# PROBLEM TO SOLVE
Copy all of the records below verbatim.
= = = = =
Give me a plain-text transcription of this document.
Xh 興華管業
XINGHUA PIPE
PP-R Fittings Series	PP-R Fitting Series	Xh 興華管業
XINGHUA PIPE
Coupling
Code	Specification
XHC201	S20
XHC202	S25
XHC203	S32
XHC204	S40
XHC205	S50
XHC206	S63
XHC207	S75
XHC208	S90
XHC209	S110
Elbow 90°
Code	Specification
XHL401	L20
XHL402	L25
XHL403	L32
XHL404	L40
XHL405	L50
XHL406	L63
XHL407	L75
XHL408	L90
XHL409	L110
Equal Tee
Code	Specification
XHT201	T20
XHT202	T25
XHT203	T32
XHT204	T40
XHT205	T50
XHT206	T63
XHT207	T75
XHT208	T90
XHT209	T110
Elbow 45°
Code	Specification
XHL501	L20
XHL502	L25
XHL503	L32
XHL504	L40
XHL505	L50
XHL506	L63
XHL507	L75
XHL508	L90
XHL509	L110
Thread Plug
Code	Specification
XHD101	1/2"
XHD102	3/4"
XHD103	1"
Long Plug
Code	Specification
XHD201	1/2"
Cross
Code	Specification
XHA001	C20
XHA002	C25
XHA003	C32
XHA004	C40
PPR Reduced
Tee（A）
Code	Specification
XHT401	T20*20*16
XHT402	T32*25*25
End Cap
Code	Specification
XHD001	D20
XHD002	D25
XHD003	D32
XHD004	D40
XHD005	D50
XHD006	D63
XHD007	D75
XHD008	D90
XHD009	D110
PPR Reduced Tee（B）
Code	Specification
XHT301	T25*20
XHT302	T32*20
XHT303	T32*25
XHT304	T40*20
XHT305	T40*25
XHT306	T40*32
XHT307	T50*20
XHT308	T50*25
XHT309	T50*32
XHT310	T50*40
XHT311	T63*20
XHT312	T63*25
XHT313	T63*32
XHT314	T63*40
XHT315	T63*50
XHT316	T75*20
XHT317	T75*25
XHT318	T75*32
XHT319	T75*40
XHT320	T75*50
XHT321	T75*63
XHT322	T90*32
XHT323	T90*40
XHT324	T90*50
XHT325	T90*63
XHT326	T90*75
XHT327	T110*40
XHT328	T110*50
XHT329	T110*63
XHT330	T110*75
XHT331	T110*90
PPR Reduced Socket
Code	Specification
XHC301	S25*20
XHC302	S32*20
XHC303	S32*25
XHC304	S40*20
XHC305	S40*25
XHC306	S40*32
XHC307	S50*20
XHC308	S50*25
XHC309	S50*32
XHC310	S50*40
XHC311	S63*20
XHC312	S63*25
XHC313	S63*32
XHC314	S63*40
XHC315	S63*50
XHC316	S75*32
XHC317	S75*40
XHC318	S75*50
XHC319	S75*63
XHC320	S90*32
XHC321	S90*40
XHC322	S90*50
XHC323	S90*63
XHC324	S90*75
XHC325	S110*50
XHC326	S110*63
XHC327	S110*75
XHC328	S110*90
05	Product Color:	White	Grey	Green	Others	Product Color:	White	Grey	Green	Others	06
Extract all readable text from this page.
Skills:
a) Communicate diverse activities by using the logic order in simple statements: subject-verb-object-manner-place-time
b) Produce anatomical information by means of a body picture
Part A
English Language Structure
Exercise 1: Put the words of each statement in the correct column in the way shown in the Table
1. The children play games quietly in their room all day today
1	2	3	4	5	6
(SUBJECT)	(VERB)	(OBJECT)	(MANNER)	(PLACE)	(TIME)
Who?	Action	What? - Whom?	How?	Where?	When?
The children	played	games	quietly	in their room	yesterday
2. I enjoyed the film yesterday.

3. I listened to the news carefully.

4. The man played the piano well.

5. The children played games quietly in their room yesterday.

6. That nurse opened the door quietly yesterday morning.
= = = = =
# WRITTEN RESPONSE
Give me a plain-text transcription of this document.
Xh 興華管業
XINGHUA PIPE
PP-R Fittings Series	PP-R Fitting Series	Xh 興華管業
XINGHUA PIPE
Coupling
Code	Specification
XHC201	S20
XHC202	S25
XHC203	S32
XHC204	S40
XHC205	S50
XHC206	S63
XHC207	S75
XHC208	S90
XHC209	S110
Elbow 90°
Code	Specification
XHL401	L20
XHL402	L25
XHL403	L32
XHL404	L40
XHL405	L50
XHL406	L63
XHL407	L75
XHL408	L90
XHL409	L110
Equal Tee
Code	Specification
XHT201	T20
XHT202	T25
XHT203	T32
XHT204	T40
XHT205	T50
XHT206	T63
XHT207	T75
XHT208	T90
XHT209	T110
Elbow 45°
Code	Specification
XHL501	L20
XHL502	L25
XHL503	L32
XHL504	L40
XHL505	L50
XHL506	L63
XHL507	L75
XHL508	L90
XHL509	L110
Thread Plug
Code	Specification
XHD101	1/2"
XHD102	3/4"
XHD103	1"
Long Plug
Code	Specification
XHD201	1/2"
Cross
Code	Specification
XHA001	C20
XHA002	C25
XHA003	C32
XHA004	C40
PPR Reduced
Tee（A）
Code	Specification
XHT401	T20*20*16
XHT402	T32*25*25
End Cap
Code	Specification
XHD001	D20
XHD002	D25
XHD003	D32
XHD004	D40
XHD005	D50
XHD006	D63
XHD007	D75
XHD008	D90
XHD009	D110
PPR Reduced Tee（B）
Code	Specification
XHT301	T25*20
XHT302	T32*20
XHT303	T32*25
XHT304	T40*20
XHT305	T40*25
XHT306	T40*32
XHT307	T50*20
XHT308	T50*25
XHT309	T50*32
XHT310	T50*40
XHT311	T63*20
XHT312	T63*25
XHT313	T63*32
XHT314	T63*40
XHT315	T63*50
XHT316	T75*20
XHT317	T75*25
XHT318	T75*32
XHT319	T75*40
XHT320	T75*50
XHT321	T75*63
XHT322	T90*32
XHT323	T90*40
XHT324	T90*50
XHT325	T90*63
XHT326	T90*75
XHT327	T110*40
XHT328	T110*50
XHT329	T110*63
XHT330	T110*75
XHT331	T110*90
PPR Reduced Socket
Code	Specification
XHC301	S25*20
XHC302	S32*20
XHC303	S32*25
XHC304	S40*20
XHC305	S40*25
XHC306	S40*32
XHC307	S50*20
XHC308	S50*25
XHC309	S50*32
XHC310	S50*40
XHC311	S63*20
XHC312	S63*25
XHC313	S63*32
XHC314	S63*40
XHC315	S63*50
XHC316	S75*32
XHC317	S75*40
XHC318	S75*50
XHC319	S75*63
XHC320	S90*32
XHC321	S90*40
XHC322	S90*50
XHC323	S90*63
XHC324	S90*75
XHC325	S110*50
XHC326	S110*63
XHC327	S110*75
XHC328	S110*90
05	Product Color:	White	Grey	Green	Others	Product Color:	White	Grey	Green	Others	06
Extract all readable text from this page.
Skills:
a) Communicate diverse activities by using the logic order in simple statements: subject-verb-object-manner-place-time
b) Produce anatomical information by means of a body picture
Part A
English Language Structure
Exercise 1: Put the words of each statement in the correct column in the way shown in the Table
1. The children play games quietly in their room all day today
1	2	3	4	5	6
(SUBJECT)	(VERB)	(OBJECT)	(MANNER)	(PLACE)	(TIME)
Who?	Action	What? - Whom?	How?	Where?	When?
The children	played	games	quietly	in their room	yesterday
2. I enjoyed the film yesterday.

3. I listened to the news carefully.

4. The man played the piano well.

5. The children played games quietly in their room yesterday.

6. That nurse opened the door quietly yesterday morning.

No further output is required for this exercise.